§ **Records for processing**:
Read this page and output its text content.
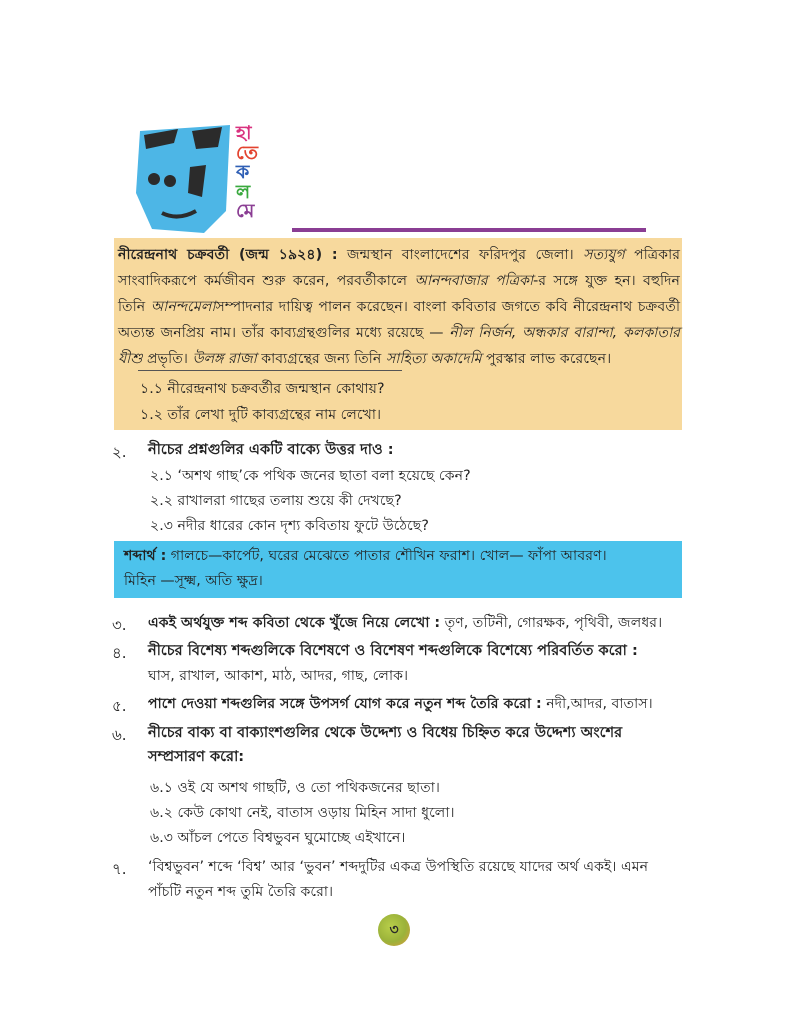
হা
তে
ক
ল
মে
নীরেন্দ্রনাথ চক্রবর্তী (জন্ম ১৯২৪) : জন্মস্থান বাংলাদেশের ফরিদপুর জেলা। সত্যযুগ পত্রিকার সাংবাদিকরূপে কর্মজীবন শুরু করেন, পরবর্তীকালে আনন্দবাজার পত্রিকা-র সঙ্গে যুক্ত হন। বহুদিন তিনি আনন্দমেলাসম্পাদনার দায়িত্ব পালন করেছেন। বাংলা কবিতার জগতে কবি নীরেন্দ্রনাথ চক্রবর্তী অত্যন্ত জনপ্রিয় নাম। তাঁর কাব্যগ্রন্থগুলির মধ্যে রয়েছে — নীল নির্জন, অন্ধকার বারান্দা, কলকাতার যীশু প্রভৃতি। উলঙ্গ রাজা কাব্যগ্রন্থের জন্য তিনি সাহিত্য অকাদেমি পুরস্কার লাভ করেছেন।
১.১ নীরেন্দ্রনাথ চক্রবর্তীর জন্মস্থান কোথায়?
১.২ তাঁর লেখা দুটি কাব্যগ্রন্থের নাম লেখো।
২. নীচের প্রশ্নগুলির একটি বাক্যে উত্তর দাও :
২.১ ‘অশথ গাছ’কে পথিক জনের ছাতা বলা হয়েছে কেন?
২.২ রাখালরা গাছের তলায় শুয়ে কী দেখছে?
২.৩ নদীর ধারের কোন দৃশ্য কবিতায় ফুটে উঠেছে?
শব্দার্থ : গালচে—কার্পেট, ঘরের মেঝেতে পাতার শৌখিন ফরাশ। খোল— ফাঁপা আবরণ।
মিহিন —সূক্ষ্ম, অতি ক্ষুদ্র।
৩. একই অর্থযুক্ত শব্দ কবিতা থেকে খুঁজে নিয়ে লেখো : তৃণ, তটিনী, গোরক্ষক, পৃথিবী, জলধর।
৪. নীচের বিশেষ্য শব্দগুলিকে বিশেষণে ও বিশেষণ শব্দগুলিকে বিশেষ্যে পরিবর্তিত করো :
ঘাস, রাখাল, আকাশ, মাঠ, আদর, গাছ, লোক।
৫. পাশে দেওয়া শব্দগুলির সঙ্গে উপসর্গ যোগ করে নতুন শব্দ তৈরি করো : নদী,আদর, বাতাস।
৬. নীচের বাক্য বা বাক্যাংশগুলির থেকে উদ্দেশ্য ও বিধেয় চিহ্নিত করে উদ্দেশ্য অংশের
সম্প্রসারণ করো:
৬.১ ওই যে অশথ গাছটি, ও তো পথিকজনের ছাতা।
৬.২ কেউ কোথা নেই, বাতাস ওড়ায় মিহিন সাদা ধুলো।
৬.৩ আঁচল পেতে বিশ্বভুবন ঘুমোচ্ছে এইখানে।
৭. ‘বিশ্বভুবন’ শব্দে ‘বিশ্ব’ আর ‘ভুবন’ শব্দদুটির একত্র উপস্থিতি রয়েছে যাদের অর্থ একই। এমন
পাঁচটি নতুন শব্দ তুমি তৈরি করো।
৩
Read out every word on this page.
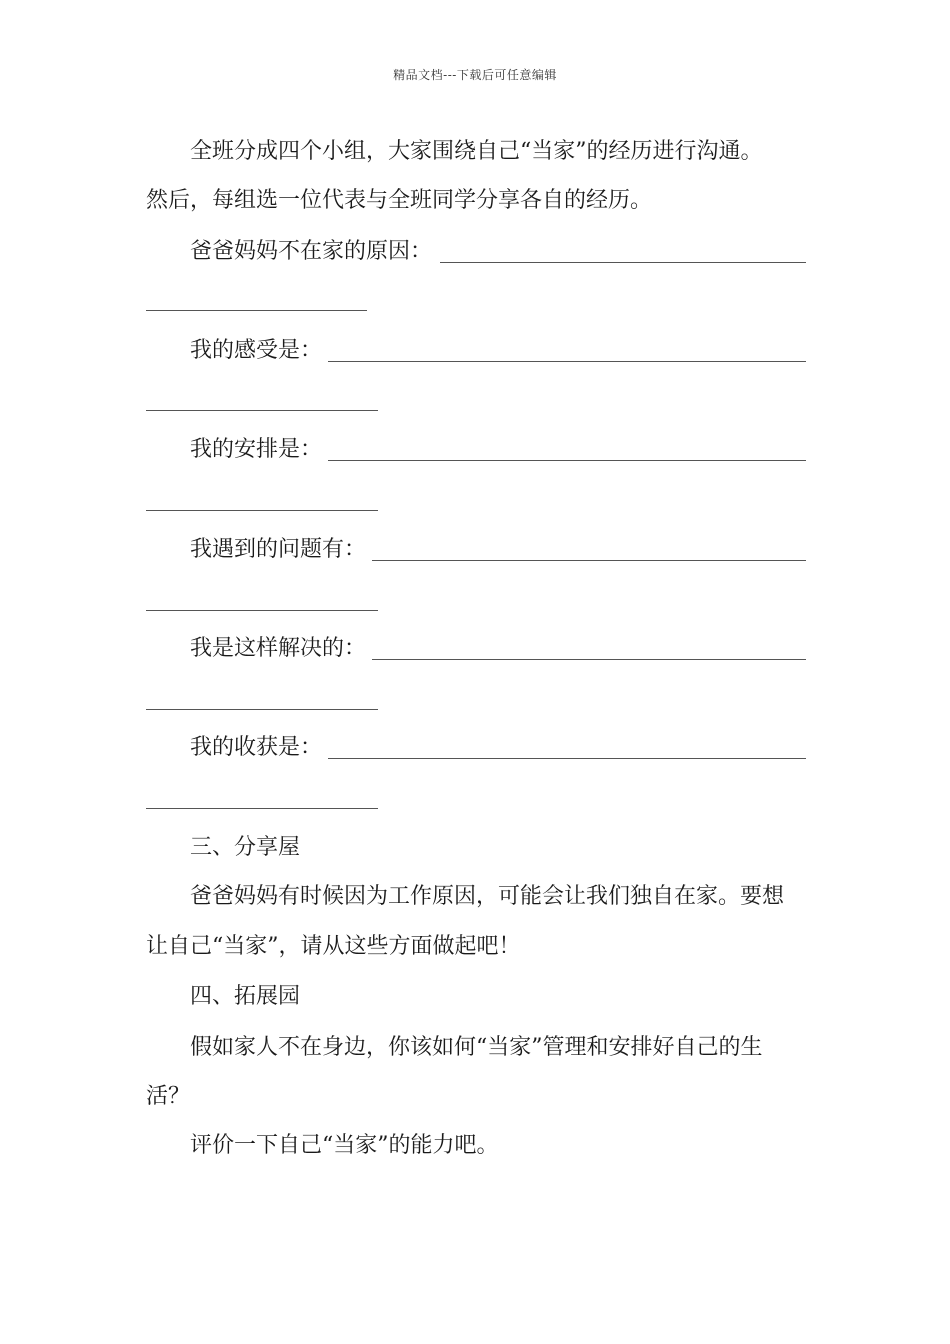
精品文档---下载后可任意编辑
全班分成四个小组，大家围绕自己“当家”的经历进行沟通。
然后，每组选一位代表与全班同学分享各自的经历。
爸爸妈妈不在家的原因：
我的感受是：
我的安排是：
我遇到的问题有：
我是这样解决的：
我的收获是：
三、分享屋
爸爸妈妈有时候因为工作原因，可能会让我们独自在家。要想
让自己“当家”，请从这些方面做起吧！
四、拓展园
假如家人不在身边，你该如何“当家”管理和安排好自己的生
活？
评价一下自己“当家”的能力吧。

§ **To do**: Locate all lines in the listing above with the word "Read" and copy them.

§ **Reply**:
Read this page and output its text content.
Read out every word on this page.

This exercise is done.